What the exercise asks
Of the lines in the listing below, how many hold "name"? Answer with the number only.

Information provided
--- START ---

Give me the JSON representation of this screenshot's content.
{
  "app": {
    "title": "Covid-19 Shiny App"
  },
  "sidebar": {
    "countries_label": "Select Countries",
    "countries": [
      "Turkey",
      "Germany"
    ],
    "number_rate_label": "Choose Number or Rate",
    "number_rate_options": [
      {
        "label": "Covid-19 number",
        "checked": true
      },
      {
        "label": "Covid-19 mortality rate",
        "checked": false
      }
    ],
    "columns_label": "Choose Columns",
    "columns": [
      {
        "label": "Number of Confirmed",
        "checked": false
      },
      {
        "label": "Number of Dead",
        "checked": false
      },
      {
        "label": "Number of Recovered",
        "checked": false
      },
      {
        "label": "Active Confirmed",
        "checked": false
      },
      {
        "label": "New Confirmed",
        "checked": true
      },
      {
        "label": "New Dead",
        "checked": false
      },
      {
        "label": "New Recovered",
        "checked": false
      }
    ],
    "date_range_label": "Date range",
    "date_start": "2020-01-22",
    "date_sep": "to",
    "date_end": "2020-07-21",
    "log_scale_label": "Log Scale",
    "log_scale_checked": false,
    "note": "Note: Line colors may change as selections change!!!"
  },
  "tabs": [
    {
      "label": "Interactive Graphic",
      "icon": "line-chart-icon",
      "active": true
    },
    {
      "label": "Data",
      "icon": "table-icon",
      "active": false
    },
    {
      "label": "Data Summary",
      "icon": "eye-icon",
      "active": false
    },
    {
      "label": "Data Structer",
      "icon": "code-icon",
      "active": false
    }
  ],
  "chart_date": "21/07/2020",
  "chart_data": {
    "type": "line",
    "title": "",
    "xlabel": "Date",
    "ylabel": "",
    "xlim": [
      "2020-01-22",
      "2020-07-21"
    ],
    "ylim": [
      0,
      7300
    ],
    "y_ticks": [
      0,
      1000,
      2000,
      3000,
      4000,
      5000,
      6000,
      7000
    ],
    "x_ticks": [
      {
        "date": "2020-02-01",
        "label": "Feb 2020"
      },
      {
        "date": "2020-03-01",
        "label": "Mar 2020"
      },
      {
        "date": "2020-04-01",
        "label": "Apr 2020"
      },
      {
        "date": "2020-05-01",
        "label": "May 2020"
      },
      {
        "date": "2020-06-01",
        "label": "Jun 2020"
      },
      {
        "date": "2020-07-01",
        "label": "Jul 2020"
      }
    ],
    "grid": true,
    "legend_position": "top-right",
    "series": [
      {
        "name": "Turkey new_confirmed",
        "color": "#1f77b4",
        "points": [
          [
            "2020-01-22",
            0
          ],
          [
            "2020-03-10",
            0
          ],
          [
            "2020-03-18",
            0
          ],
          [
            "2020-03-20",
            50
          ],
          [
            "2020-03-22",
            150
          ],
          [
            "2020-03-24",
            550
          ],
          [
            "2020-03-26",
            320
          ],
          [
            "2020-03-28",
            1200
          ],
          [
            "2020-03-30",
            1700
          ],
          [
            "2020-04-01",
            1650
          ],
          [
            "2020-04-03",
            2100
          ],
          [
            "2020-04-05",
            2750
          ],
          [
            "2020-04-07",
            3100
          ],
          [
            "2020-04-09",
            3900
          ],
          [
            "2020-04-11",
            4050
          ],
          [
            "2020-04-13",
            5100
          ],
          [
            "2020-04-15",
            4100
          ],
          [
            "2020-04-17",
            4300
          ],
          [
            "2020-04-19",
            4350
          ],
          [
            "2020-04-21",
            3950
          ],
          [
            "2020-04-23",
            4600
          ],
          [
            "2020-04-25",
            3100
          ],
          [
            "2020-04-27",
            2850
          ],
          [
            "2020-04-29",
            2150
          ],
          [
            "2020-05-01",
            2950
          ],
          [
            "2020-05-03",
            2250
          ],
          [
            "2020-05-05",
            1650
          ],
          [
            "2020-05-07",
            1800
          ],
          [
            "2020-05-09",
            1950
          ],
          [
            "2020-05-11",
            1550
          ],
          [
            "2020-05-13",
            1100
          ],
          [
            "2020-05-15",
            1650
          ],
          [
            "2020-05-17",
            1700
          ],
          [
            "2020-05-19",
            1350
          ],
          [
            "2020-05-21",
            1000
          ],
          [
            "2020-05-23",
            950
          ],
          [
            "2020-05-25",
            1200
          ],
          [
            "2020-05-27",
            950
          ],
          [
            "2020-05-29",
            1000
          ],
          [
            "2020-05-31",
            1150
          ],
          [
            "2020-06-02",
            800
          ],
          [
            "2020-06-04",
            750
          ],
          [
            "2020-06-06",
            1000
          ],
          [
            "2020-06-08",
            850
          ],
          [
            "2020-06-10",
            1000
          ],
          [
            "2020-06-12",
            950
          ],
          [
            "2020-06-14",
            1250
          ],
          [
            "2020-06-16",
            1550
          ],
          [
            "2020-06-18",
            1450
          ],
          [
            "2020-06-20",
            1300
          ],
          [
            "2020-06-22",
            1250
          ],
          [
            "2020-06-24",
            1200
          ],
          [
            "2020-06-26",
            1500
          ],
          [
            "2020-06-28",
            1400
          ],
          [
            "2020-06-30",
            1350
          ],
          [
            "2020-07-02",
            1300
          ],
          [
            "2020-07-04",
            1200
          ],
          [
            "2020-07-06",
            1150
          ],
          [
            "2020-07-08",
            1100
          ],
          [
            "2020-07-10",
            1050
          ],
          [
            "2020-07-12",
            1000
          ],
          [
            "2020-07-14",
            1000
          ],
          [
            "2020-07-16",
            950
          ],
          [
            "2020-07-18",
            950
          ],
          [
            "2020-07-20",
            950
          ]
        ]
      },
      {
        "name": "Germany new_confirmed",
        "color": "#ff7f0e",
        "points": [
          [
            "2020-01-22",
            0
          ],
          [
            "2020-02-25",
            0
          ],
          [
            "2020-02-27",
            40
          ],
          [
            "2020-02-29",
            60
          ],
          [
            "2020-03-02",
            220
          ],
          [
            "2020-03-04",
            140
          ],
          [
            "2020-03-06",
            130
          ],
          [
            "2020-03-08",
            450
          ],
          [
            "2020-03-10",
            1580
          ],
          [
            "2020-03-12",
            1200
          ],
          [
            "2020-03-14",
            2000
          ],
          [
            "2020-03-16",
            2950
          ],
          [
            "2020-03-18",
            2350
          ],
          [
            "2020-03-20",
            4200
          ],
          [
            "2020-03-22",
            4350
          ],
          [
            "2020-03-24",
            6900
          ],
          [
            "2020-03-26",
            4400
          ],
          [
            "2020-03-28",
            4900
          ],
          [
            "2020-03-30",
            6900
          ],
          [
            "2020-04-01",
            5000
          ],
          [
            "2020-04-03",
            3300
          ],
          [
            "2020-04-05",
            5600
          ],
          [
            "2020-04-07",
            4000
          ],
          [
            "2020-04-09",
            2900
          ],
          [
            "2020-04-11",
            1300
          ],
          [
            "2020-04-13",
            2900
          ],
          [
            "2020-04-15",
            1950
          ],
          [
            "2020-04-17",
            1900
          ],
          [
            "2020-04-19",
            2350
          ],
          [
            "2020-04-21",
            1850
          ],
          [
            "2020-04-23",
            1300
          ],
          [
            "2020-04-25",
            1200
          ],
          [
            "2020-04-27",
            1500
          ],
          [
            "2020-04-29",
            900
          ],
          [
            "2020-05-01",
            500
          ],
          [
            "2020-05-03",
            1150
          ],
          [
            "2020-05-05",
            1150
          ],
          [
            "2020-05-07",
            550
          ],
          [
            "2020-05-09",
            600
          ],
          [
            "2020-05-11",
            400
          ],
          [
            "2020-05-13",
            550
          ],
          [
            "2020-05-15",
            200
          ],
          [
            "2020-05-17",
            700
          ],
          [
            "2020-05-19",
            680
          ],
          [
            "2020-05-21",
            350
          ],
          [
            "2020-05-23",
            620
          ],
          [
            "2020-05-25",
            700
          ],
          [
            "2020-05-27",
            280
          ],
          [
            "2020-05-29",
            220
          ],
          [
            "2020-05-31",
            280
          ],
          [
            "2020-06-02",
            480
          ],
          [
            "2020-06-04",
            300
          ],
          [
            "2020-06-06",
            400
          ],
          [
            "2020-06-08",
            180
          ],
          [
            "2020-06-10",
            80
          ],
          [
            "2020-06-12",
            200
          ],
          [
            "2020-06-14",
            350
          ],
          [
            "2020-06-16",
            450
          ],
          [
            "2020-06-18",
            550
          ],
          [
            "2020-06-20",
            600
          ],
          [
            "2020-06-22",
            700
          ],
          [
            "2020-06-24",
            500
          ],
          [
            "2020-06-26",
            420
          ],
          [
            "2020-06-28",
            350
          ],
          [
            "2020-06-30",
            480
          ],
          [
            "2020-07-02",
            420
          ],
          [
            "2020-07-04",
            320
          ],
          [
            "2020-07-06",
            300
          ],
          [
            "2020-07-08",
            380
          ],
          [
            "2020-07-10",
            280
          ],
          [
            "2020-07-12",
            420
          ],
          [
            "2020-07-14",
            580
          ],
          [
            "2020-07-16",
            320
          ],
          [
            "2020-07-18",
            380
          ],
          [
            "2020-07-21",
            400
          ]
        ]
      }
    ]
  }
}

--- END ---

The response
2